===== READING PASSAGE =====
On Fri, Mar 10, 2017 at 7:33 PM, Matthew Wilcox <mawilcox@microsoft.com> wrote:
> (compile tested only ... obviously)
>
> From cd5401d81633d5e48e39d67d4e65156e6759537e Mon Sep 17 00:00:00 2001
> From: Matthew Wilcox <mawilcox@microsoft.com>
> Date: Fri, 10 Mar 2017 13:22:53 -0500
> Subject: [PATCH] thermal: Fix potential deadlock in cpu_cooling
>
> I expanded the scope of cooling_list_lock a little too far; it was
> not just covering cpufreq_dev_count, it was also covering the calls
> to cpufreq_register_notifier() and cpufreq_unregister_notifier().
> Since cooling_list_lock is also used within cpufreq_thermal_notifier(),
> lockdep reports a potential deadlock.  I don't think that's actually
> possible, but it's easy enough to make it impossible by testing the
> condition under cooling_list_lock and dropping the lock before calling
> cpufreq_register_notifier().
>
> As a bonus, I noticed that cpufreq_dev_count is only used for the purpose
> of knowing whether this is the first or last cooling device registered,
> and we know that anyway because we know whether the list transitioned
> between empty and not-empty.  So we can delete that variable too.
>
> Fixes: ae606089621ef0349402cfcbeca33a82abbd0fd0
> Reported-by: Russell King <linux@armlinux.org.uk>
> Signed-off-by: Matthew Wilcox <mawilcox@microsoft.com>

Looks good to me.

Acked-by: Rafael J. Wysocki <rafael.j.wysocki@intel.com>

> ---
>  drivers/thermal/cpu_cooling.c | 20 +++++++++++---------
>  1 file changed, 11 insertions(+), 9 deletions(-)
>
> diff --git a/drivers/thermal/cpu_cooling.c b/drivers/thermal/cpu_cooling.c
> index 91048eeca28b..11b5ea685518 100644
> --- a/drivers/thermal/cpu_cooling.c
> +++ b/drivers/thermal/cpu_cooling.c
> @@ -107,8 +107,6 @@ struct cpufreq_cooling_device {
>  };
>  static DEFINE_IDA(cpufreq_ida);
>
> -static unsigned int cpufreq_dev_count;
> -
>  static DEFINE_MUTEX(cooling_list_lock);
>  static LIST_HEAD(cpufreq_dev_list);
>
> @@ -771,6 +769,7 @@ __cpufreq_cooling_register(struct device_node *np,
>         unsigned int freq, i, num_cpus;
>         int ret;
>         struct thermal_cooling_device_ops *cooling_ops;
> +       bool first;
>
>         if (!alloc_cpumask_var(&temp_mask, GFP_KERNEL))
>                 return ERR_PTR(-ENOMEM);
> @@ -874,13 +873,14 @@ __cpufreq_cooling_register(struct device_node *np,
>         cpufreq_dev->cool_dev = cool_dev;
>
>         mutex_lock(&cooling_list_lock);
> +       /* Register the notifier for first cpufreq cooling device */
> +       first = list_empty(&cpufreq_dev_list);
>         list_add(&cpufreq_dev->node, &cpufreq_dev_list);
> +       mutex_unlock(&cooling_list_lock);
>
> -       /* Register the notifier for first cpufreq cooling device */
> -       if (!cpufreq_dev_count++)
===== PROVIDED MATERIAL =====
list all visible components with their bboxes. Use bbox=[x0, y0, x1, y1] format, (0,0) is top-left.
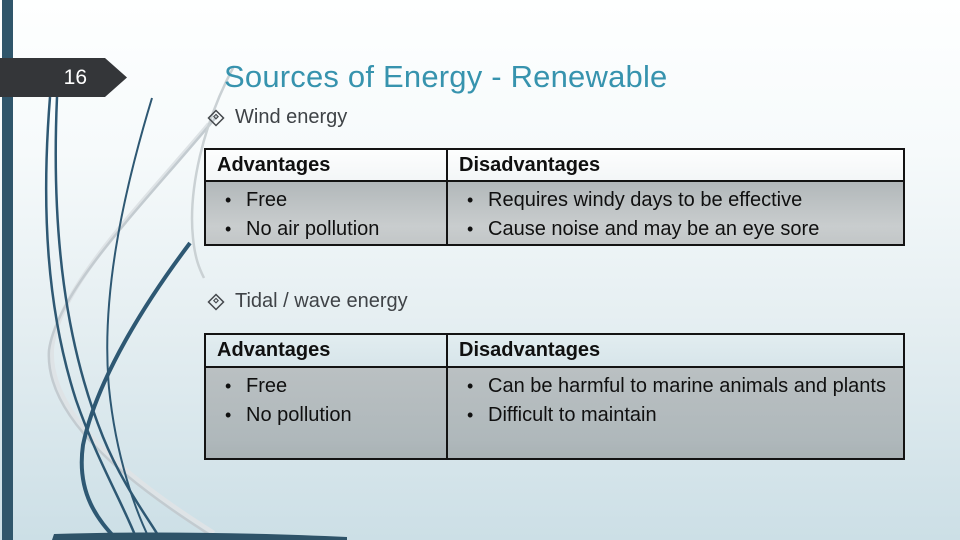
=====
▶ _REQUESTS_:
(1) Echo the cpu_cooling patch message, everything from "On Fri, Mar" down to "cpufreq_register_notifier() and cpufreq_unregister_notifier().".
(2) Carry on the cpu_cooling patch message, starting right after its final line.

▶ _ANSWERS TO THE PROBLEMS_:
(1)
On Fri, Mar 10, 2017 at 7:33 PM, Matthew Wilcox <mawilcox@microsoft.com> wrote:
> (compile tested only ... obviously)
>
> From cd5401d81633d5e48e39d67d4e65156e6759537e Mon Sep 17 00:00:00 2001
> From: Matthew Wilcox <mawilcox@microsoft.com>
> Date: Fri, 10 Mar 2017 13:22:53 -0500
> Subject: [PATCH] thermal: Fix potential deadlock in cpu_cooling
>
> I expanded the scope of cooling_list_lock a little too far; it was
> not just covering cpufreq_dev_count, it was also covering the calls
> to cpufreq_register_notifier() and cpufreq_unregister_notifier().

(2)
> +       if (first)
>                 cpufreq_register_notifier(&thermal_cpufreq_notifier_block,
>                                           CPUFREQ_POLICY_NOTIFIER);
> -       mutex_unlock(&cooling_list_lock);
>
>         goto put_policy;
>
> @@ -1021,6 +1021,7 @@ EXPORT_SYMBOL(of_cpufreq_power_cooling_register);
>  void cpufreq_cooling_unregister(struct thermal_cooling_device *cdev)
>  {
>         struct cpufreq_cooling_device *cpufreq_dev;
> +       bool last;
>
>         if (!cdev)
>                 return;
> @@ -1028,14 +1029,15 @@ void cpufreq_cooling_unregister(struct thermal_cooling_device *cdev)
>         cpufreq_dev = cdev->devdata;
>
>         mutex_lock(&cooling_list_lock);
> +       list_del(&cpufreq_dev->node);
>         /* Unregister the notifier for the last cpufreq cooling device */
> -       if (!--cpufreq_dev_count)
> +       last = list_empty(&cpufreq_dev_list);
> +       mutex_unlock(&cooling_list_lock);
> +
> +       if (last)
>                 cpufreq_unregister_notifier(&thermal_cpufreq_notifier_block,
>                                             CPUFREQ_POLICY_NOTIFIER);
>
> -       list_del(&cpufreq_dev->node);
> -       mutex_unlock(&cooling_list_lock);
> -
>         thermal_cooling_device_unregister(cpufreq_dev->cool_dev);
>         ida_simple_remove(&cpufreq_ida, cpufreq_dev->id);
>         kfree(cpufreq_dev->dyn_power_table);
> --
> 2.11.0

^ permalink raw reply	[flat|nested] 18+ messages in thread

* Re: [BUG] v4.11-rc1: CPUFREQ Circular locking dependency
  2017-03-10 18:33       ` Matthew Wilcox
@ 2017-03-10 23:43         ` Russell King - ARM Linux
  -1 siblings, 0 replies; 18+ messages in thread
From: Russell King - ARM Linux @ 2017-03-10 23:43 UTC (permalink / raw)
  To: Matthew Wilcox
  Cc: Rafael J. Wysocki, Zhang, Rui, Rafael J. Wysocki, Viresh Kumar,
	Linux PM, linux-arm-kernel

On Fri, Mar 10, 2017 at 06:33:28PM +0000, Matthew Wilcox wrote:
> From cd5401d81633d5e48e39d67d4e65156e6759537e Mon Sep 17 00:00:00 2001
> From: Matthew Wilcox <mawilcox@microsoft.com>
> Date: Fri, 10 Mar 2017 13:22:53 -0500
> Subject: [PATCH] thermal: Fix potential deadlock in cpu_cooling
> 
> I expanded the scope of cooling_list_lock a little too far; it was
> not just covering cpufreq_dev_count, it was also covering the calls
> to cpufreq_register_notifier() and cpufreq_unregister_notifier().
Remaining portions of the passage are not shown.